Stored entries

** start **

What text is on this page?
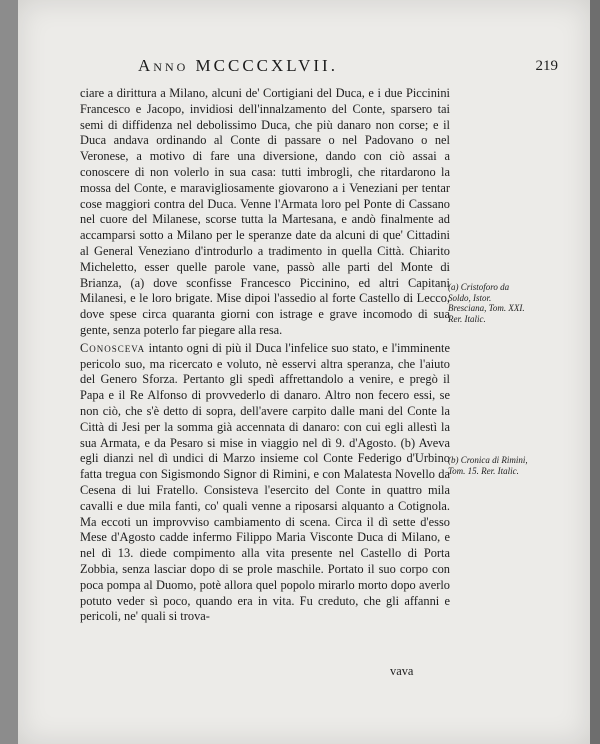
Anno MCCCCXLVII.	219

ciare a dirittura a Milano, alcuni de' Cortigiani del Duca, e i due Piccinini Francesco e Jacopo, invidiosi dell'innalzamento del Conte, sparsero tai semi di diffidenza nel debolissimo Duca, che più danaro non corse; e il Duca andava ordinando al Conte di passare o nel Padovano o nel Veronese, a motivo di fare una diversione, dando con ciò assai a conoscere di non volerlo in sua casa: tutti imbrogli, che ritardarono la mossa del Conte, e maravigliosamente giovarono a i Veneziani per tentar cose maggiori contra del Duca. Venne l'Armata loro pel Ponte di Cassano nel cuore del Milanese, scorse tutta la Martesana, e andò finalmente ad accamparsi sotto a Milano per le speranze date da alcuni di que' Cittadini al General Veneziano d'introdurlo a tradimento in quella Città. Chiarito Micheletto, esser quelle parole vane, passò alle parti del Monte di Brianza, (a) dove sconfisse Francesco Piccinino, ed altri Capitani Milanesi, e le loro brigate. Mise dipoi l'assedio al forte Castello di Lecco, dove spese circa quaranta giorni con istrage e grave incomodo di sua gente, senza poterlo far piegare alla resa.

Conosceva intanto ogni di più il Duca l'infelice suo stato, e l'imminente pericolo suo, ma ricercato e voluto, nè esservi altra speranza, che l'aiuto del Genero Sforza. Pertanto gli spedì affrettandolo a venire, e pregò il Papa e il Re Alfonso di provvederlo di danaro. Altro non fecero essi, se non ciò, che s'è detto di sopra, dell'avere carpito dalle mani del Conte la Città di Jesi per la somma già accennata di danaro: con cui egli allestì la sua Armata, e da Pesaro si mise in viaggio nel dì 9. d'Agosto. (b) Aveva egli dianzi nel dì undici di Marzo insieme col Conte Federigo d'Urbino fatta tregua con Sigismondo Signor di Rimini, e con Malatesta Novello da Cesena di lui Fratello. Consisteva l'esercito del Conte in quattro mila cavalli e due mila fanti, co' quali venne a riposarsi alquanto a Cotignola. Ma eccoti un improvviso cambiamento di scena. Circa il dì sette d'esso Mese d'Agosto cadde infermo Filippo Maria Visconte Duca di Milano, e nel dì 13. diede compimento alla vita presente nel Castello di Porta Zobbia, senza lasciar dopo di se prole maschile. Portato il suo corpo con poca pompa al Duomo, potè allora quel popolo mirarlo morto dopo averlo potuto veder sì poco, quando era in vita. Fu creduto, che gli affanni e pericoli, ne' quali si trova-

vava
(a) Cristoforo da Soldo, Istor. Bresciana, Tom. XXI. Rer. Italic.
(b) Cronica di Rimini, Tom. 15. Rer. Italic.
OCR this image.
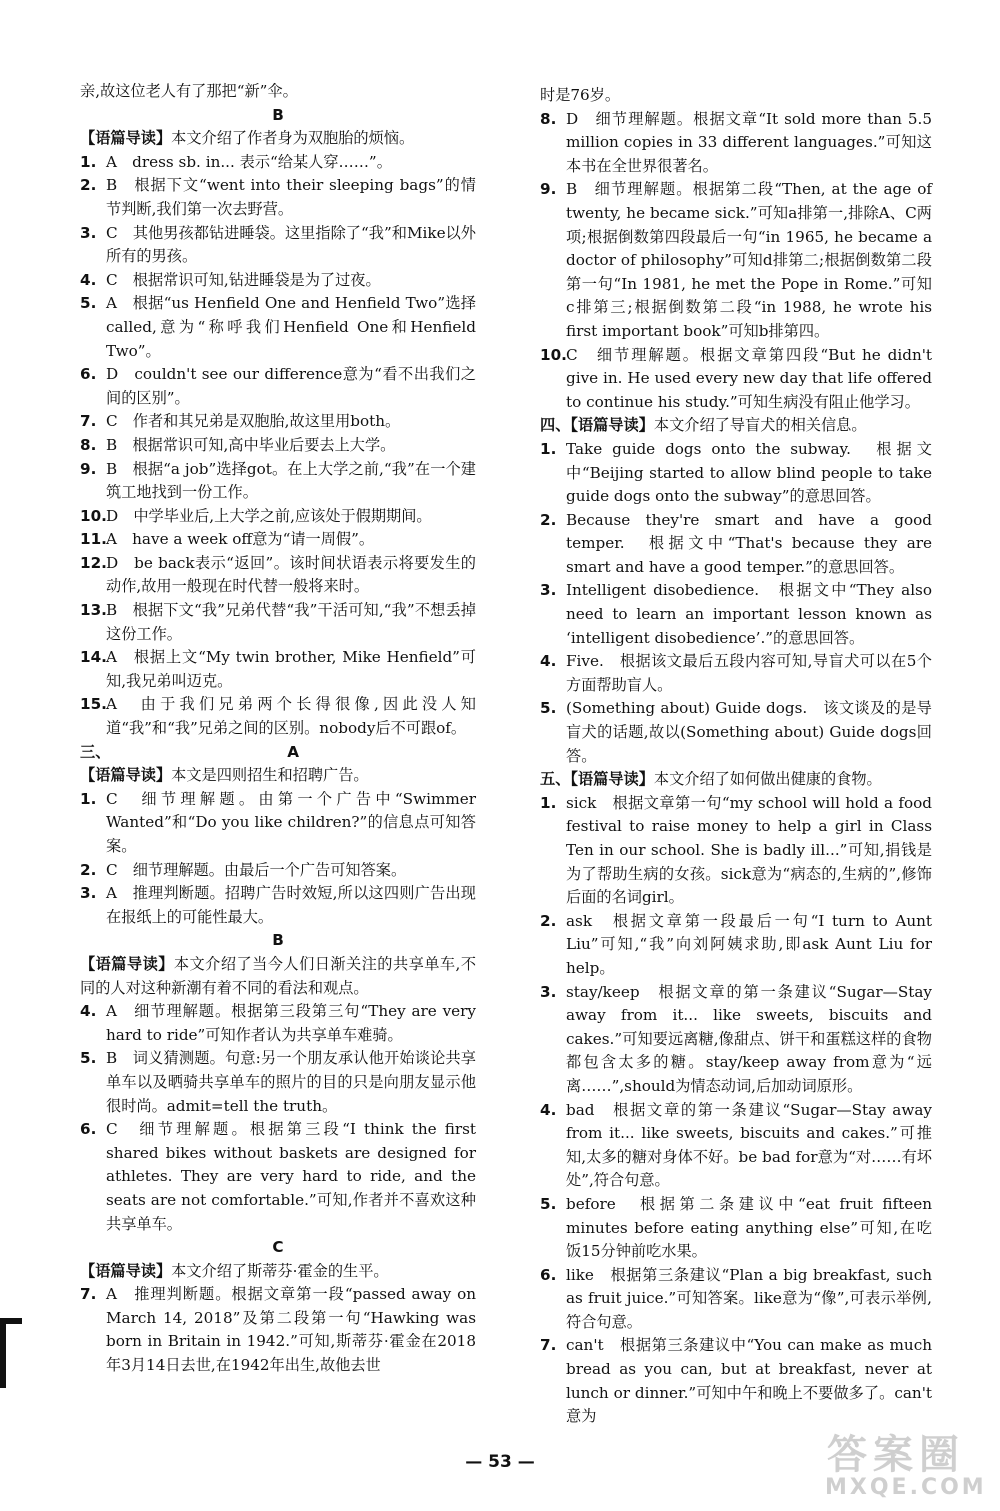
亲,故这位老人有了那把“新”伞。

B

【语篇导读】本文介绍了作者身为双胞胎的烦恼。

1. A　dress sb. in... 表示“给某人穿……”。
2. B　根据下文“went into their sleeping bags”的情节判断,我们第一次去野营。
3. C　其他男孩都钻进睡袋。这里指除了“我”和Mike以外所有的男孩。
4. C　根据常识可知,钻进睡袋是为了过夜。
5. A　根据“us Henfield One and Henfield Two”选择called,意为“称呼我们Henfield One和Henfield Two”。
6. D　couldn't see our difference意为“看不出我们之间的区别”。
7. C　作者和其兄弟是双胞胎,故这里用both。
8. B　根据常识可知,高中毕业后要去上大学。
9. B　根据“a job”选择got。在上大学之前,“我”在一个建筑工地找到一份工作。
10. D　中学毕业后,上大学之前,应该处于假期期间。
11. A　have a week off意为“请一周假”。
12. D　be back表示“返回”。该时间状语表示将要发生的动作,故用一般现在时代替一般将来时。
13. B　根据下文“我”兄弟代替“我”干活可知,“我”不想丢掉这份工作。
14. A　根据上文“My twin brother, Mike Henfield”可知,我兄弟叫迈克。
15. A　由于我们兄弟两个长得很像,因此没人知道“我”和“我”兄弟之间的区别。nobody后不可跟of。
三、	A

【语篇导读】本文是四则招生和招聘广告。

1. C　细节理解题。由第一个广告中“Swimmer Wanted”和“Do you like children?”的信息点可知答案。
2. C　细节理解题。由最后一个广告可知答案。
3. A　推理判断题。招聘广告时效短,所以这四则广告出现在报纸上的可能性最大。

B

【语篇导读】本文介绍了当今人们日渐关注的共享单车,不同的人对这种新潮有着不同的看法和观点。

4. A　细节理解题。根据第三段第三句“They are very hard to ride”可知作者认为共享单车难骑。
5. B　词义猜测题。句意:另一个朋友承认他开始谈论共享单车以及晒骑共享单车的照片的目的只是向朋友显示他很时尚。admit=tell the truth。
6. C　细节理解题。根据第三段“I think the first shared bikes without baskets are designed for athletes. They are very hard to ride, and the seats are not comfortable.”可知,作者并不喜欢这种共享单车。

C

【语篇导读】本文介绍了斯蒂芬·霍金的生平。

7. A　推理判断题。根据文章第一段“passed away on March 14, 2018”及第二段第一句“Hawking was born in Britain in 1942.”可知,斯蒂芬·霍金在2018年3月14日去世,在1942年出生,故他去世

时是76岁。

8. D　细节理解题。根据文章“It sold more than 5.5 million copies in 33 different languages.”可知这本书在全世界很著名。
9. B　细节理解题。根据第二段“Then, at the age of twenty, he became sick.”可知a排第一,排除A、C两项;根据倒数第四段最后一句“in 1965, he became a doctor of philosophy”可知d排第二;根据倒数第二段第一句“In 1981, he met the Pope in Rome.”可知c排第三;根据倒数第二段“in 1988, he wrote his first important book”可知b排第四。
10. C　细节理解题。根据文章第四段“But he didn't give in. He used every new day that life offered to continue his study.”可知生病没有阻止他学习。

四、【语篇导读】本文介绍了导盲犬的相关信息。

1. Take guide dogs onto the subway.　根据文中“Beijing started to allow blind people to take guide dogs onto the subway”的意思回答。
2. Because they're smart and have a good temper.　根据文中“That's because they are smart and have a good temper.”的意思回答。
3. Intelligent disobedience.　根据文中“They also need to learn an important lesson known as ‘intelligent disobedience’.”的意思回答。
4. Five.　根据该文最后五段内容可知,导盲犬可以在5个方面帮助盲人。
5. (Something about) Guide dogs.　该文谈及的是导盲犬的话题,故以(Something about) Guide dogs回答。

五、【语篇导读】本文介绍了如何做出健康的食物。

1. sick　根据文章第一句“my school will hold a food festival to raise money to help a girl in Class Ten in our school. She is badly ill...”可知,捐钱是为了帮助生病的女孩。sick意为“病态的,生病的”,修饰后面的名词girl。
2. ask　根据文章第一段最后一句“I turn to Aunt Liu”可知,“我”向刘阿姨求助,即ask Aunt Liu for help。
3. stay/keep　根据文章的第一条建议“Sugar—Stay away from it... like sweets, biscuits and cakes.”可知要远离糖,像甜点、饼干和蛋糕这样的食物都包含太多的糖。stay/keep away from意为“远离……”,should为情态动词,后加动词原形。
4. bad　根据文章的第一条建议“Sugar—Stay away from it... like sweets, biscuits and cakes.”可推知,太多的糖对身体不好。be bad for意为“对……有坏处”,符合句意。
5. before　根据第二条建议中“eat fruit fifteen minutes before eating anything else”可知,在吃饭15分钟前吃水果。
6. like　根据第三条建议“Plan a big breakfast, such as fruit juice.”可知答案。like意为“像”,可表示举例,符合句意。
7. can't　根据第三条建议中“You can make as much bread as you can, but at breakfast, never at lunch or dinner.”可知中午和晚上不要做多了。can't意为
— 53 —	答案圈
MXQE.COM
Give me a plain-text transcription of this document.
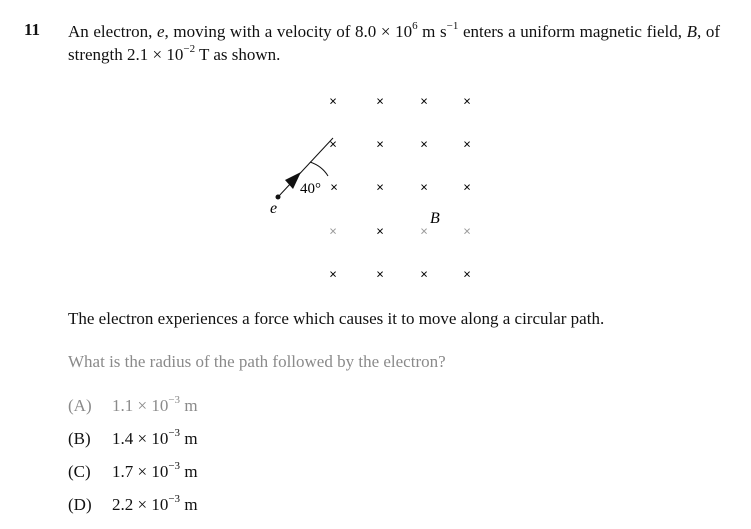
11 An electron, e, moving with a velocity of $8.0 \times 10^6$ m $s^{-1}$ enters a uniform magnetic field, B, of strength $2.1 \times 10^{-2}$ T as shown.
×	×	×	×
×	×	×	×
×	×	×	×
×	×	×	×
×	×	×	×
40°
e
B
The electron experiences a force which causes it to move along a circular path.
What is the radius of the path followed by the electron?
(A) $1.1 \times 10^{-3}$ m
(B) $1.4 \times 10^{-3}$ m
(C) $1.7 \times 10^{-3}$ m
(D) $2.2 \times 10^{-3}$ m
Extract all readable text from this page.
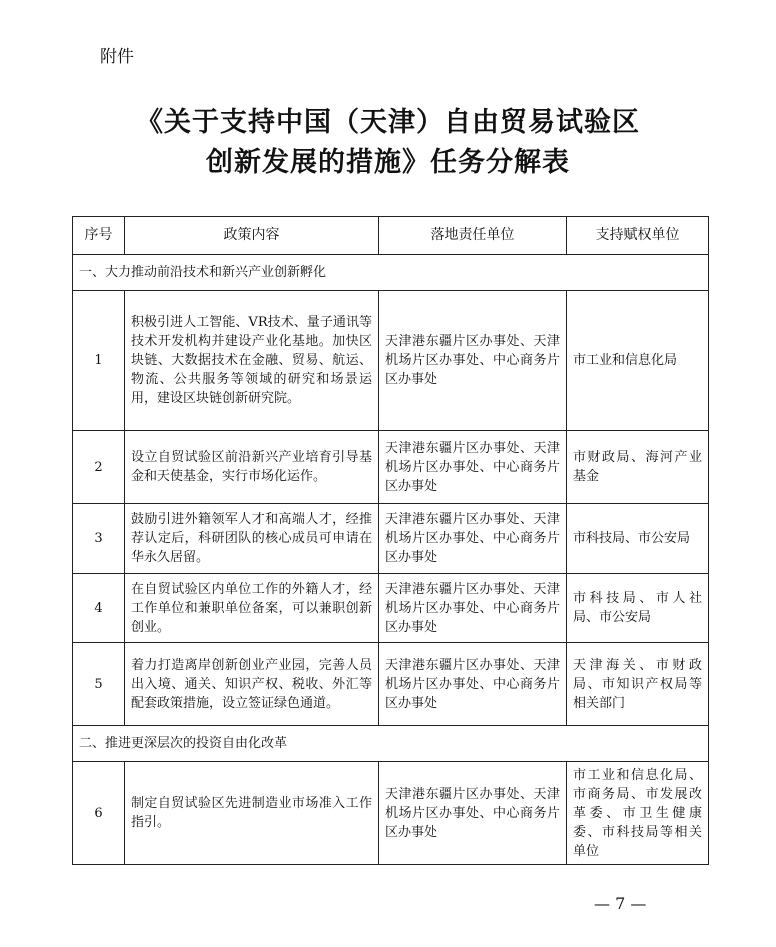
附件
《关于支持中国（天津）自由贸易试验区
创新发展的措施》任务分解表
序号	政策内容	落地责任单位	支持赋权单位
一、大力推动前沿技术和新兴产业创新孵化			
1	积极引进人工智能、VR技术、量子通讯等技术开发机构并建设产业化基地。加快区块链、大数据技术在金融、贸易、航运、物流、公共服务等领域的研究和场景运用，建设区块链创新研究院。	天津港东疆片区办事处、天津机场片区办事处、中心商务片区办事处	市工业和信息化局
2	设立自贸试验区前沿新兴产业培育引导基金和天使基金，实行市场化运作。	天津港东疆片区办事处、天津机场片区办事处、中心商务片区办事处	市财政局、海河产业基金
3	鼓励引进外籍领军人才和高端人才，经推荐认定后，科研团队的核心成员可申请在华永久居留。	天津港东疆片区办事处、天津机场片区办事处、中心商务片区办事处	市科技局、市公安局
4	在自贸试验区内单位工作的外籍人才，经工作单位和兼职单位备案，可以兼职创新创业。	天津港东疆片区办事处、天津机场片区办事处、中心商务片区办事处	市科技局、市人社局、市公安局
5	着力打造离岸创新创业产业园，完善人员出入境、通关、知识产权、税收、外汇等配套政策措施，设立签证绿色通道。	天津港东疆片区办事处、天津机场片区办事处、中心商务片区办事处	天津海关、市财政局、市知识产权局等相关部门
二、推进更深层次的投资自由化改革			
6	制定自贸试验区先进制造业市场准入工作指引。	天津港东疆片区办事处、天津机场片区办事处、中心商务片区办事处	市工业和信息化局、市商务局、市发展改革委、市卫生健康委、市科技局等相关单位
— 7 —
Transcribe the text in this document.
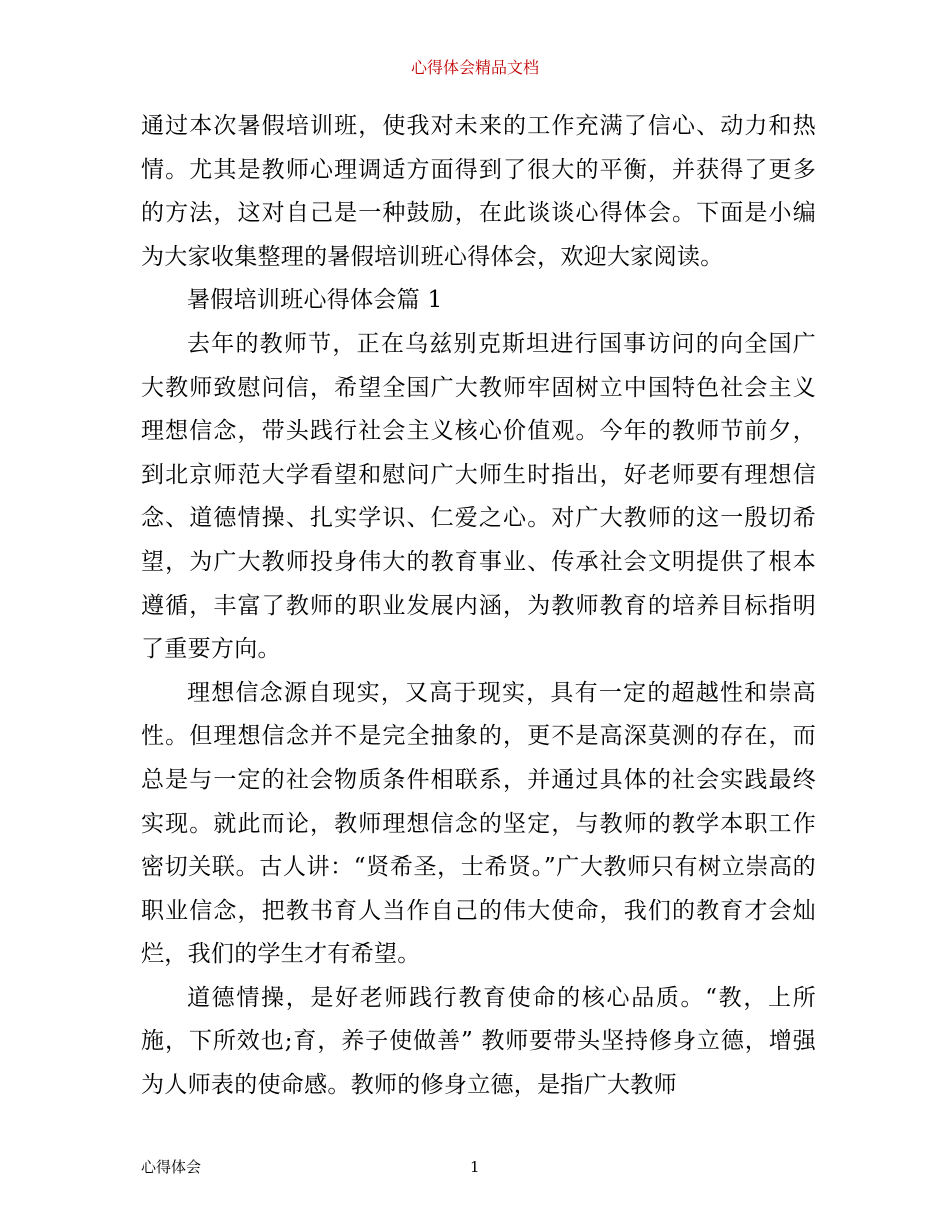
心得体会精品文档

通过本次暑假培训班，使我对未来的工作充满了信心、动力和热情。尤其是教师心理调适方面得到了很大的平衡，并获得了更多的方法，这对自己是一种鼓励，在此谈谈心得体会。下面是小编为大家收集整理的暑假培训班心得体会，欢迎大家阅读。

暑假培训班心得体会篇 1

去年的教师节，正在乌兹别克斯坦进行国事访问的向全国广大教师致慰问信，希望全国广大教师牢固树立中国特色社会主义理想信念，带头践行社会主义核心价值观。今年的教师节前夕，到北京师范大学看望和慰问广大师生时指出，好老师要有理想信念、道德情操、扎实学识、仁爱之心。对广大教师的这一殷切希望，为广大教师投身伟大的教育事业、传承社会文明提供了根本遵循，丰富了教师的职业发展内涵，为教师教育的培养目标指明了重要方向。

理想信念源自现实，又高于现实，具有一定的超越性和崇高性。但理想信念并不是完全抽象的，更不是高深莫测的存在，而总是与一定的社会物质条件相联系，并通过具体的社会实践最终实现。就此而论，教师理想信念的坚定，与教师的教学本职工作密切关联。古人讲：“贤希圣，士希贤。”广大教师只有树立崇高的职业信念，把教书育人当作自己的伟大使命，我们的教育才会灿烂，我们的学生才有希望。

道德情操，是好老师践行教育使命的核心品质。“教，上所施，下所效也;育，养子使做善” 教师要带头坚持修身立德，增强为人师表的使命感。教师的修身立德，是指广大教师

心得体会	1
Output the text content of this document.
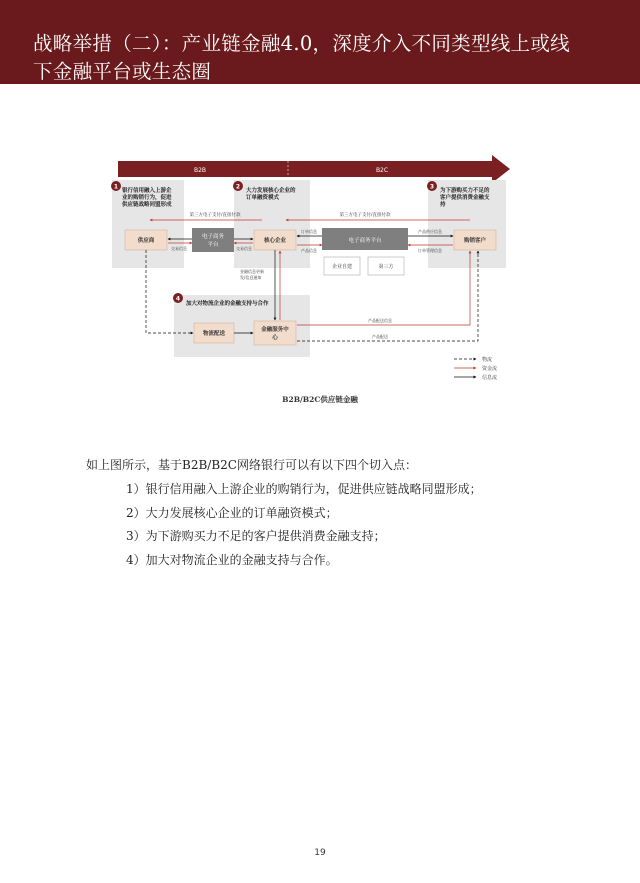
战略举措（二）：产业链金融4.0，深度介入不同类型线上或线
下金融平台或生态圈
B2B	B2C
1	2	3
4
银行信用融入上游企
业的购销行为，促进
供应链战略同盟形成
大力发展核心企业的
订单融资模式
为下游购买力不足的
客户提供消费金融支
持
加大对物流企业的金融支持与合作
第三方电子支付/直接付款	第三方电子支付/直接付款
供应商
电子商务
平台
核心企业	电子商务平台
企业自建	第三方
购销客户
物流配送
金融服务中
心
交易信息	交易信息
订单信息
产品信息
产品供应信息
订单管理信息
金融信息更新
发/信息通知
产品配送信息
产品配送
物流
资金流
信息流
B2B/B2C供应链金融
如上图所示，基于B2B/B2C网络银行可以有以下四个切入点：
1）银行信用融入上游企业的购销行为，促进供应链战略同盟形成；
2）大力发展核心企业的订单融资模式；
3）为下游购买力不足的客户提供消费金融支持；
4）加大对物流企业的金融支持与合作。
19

** end **

WHAT IS REQUIRED:
Check every line of the data above for the string "推理判断题", and copy those that have it.

SOLUTION BELOW:
3. A　推理判断题。招聘广告时效短,所以这四则广告出现在报纸上的可能性最大。
7. A　推理判断题。根据文章第一段“passed away on March 14, 2018”及第二段第一句“Hawking was born in Britain in 1942.”可知,斯蒂芬·霍金在2018年3月14日去世,在1942年出生,故他去世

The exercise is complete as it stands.